## DATA RECORDS:
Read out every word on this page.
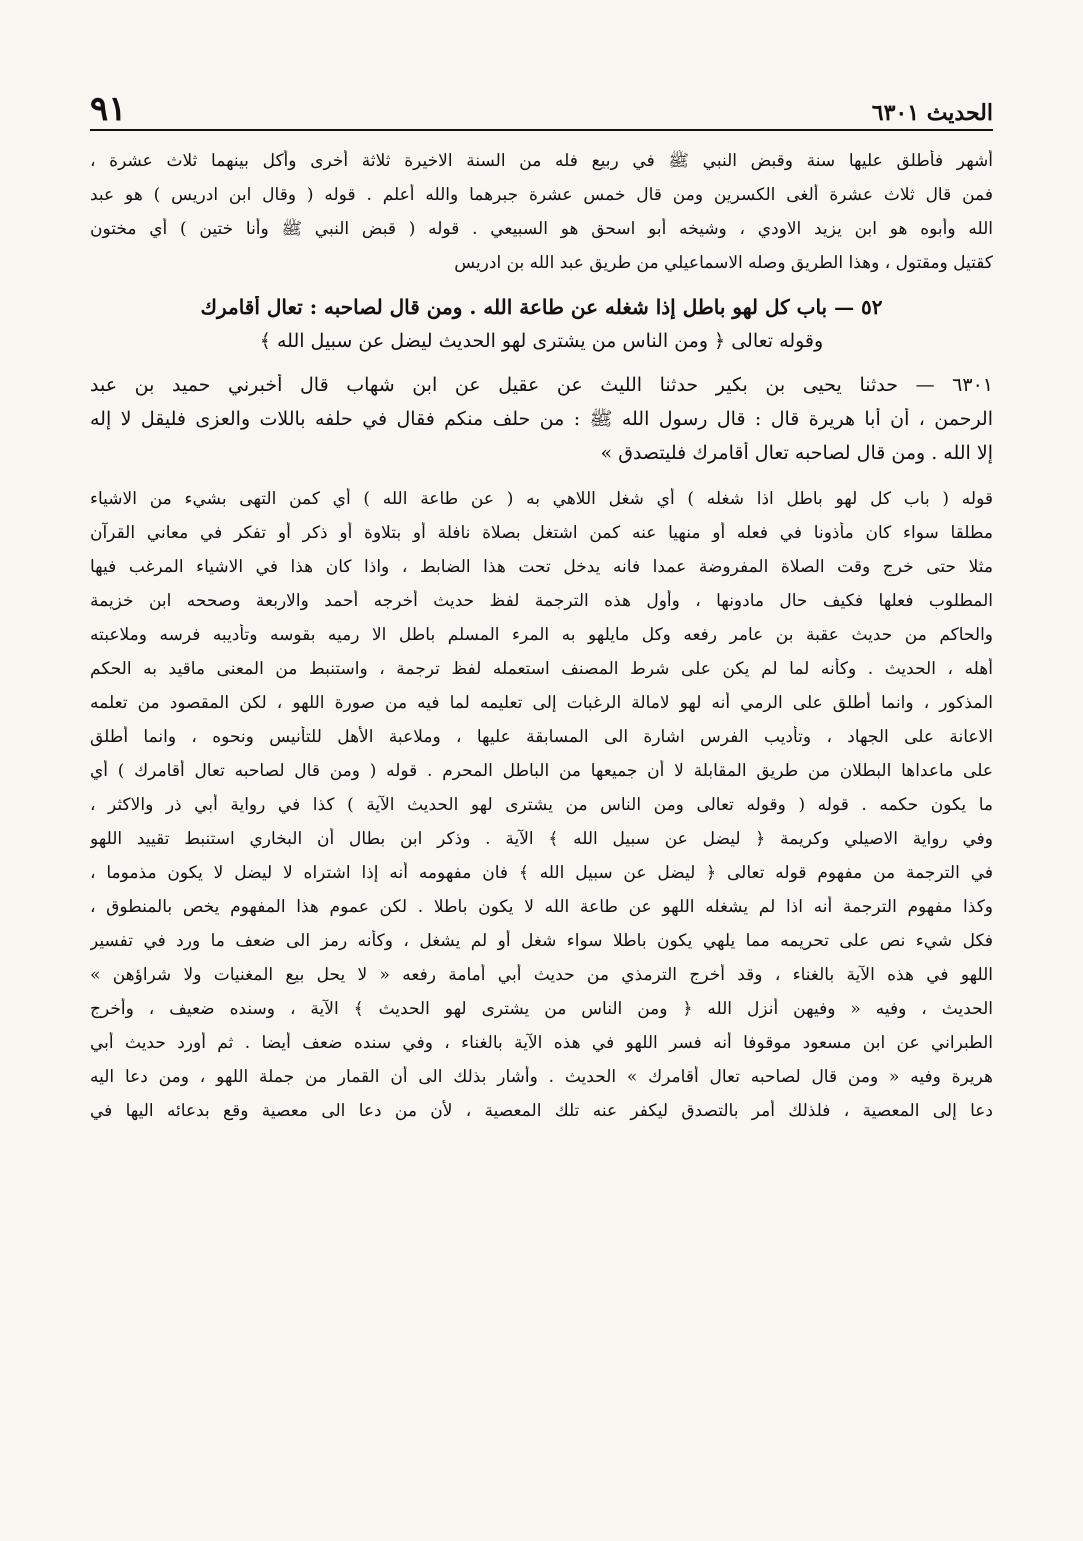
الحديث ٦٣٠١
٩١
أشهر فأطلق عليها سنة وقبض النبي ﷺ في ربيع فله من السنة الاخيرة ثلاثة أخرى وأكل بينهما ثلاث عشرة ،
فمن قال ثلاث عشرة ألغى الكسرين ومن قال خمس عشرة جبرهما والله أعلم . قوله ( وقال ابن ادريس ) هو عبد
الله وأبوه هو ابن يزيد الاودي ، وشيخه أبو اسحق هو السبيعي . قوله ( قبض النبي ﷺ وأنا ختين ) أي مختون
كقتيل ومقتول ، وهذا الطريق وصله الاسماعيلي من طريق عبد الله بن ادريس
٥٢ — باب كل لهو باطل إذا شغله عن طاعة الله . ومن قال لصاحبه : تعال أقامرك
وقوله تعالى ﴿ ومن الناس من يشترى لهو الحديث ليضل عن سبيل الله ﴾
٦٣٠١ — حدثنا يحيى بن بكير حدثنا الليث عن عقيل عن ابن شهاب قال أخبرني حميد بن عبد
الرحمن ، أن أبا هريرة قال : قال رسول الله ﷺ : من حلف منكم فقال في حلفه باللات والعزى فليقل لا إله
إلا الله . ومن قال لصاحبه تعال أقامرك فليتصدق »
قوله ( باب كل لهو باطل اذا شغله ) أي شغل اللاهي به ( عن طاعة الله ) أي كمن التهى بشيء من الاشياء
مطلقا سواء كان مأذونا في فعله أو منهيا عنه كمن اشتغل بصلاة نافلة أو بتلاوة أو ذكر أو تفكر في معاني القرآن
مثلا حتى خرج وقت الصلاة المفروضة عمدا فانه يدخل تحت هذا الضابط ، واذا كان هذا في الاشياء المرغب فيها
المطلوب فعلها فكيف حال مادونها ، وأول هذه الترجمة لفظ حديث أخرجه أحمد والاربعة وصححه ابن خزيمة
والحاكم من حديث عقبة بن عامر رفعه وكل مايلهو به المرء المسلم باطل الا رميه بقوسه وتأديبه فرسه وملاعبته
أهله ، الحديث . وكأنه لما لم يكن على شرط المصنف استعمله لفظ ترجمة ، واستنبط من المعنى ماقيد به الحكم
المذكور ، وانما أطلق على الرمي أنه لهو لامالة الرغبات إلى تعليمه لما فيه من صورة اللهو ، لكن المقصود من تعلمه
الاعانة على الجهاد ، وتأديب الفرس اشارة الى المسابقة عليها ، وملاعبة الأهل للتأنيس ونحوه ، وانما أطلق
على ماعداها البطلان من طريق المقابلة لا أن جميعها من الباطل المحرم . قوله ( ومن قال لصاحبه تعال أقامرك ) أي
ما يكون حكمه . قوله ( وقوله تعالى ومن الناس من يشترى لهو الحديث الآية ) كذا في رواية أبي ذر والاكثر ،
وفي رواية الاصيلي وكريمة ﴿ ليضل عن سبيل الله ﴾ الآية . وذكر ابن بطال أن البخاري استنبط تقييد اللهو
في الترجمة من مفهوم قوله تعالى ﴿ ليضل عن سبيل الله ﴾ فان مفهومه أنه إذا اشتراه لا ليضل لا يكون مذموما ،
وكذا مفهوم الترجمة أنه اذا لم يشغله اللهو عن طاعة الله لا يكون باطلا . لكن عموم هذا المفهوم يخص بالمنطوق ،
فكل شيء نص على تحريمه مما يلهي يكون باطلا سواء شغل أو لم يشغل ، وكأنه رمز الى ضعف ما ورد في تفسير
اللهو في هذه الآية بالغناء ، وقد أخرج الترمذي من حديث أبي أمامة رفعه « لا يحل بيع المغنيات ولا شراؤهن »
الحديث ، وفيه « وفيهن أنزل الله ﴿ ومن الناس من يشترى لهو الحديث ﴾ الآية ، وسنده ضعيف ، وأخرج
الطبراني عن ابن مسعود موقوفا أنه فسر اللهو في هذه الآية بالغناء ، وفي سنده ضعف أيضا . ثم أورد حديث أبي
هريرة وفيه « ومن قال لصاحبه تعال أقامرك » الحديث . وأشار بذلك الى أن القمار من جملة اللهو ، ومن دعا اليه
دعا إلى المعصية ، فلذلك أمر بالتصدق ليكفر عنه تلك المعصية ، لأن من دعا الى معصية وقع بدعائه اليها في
* * *
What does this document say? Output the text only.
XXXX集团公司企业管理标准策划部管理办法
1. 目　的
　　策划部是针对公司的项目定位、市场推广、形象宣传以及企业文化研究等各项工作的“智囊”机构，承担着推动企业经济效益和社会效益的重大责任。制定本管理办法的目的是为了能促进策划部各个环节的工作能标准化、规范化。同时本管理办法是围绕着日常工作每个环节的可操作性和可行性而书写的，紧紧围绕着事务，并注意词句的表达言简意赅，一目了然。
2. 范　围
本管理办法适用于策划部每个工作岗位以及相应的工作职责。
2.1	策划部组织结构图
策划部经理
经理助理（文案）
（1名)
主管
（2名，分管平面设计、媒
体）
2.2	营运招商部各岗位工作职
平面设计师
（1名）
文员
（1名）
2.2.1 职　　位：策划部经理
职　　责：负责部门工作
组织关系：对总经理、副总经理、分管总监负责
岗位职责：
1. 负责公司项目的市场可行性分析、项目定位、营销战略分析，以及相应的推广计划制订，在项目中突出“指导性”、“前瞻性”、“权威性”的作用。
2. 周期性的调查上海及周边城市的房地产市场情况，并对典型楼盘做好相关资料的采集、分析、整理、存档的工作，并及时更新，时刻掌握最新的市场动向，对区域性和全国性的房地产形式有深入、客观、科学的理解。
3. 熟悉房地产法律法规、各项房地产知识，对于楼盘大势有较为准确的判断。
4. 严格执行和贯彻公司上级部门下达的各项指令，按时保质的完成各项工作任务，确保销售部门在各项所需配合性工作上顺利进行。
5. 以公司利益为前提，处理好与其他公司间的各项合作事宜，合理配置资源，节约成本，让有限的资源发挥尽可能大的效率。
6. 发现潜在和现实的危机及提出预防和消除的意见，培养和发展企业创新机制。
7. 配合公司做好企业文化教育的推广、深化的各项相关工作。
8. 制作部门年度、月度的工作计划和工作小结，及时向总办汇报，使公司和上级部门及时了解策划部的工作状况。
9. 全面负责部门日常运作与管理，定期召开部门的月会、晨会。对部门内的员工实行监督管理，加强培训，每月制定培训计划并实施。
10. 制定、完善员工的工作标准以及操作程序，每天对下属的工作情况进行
* * *
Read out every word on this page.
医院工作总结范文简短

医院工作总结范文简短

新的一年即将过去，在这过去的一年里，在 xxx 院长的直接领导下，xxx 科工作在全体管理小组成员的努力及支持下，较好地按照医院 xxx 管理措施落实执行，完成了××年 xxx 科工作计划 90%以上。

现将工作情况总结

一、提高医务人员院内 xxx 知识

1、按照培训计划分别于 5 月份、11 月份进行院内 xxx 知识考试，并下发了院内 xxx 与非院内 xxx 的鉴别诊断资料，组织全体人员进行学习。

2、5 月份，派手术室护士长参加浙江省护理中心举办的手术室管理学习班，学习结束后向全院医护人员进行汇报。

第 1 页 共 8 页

## WHAT IS REQUIRED:
Copy in full each line that holds the word "عليها".

## CORRECT OUTPUT:
أشهر فأطلق عليها سنة وقبض النبي ﷺ في ربيع فله من السنة الاخيرة ثلاثة أخرى وأكل بينهما ثلاث عشرة ،
الاعانة على الجهاد ، وتأديب الفرس اشارة الى المسابقة عليها ، وملاعبة الأهل للتأنيس ونحوه ، وانما أطلق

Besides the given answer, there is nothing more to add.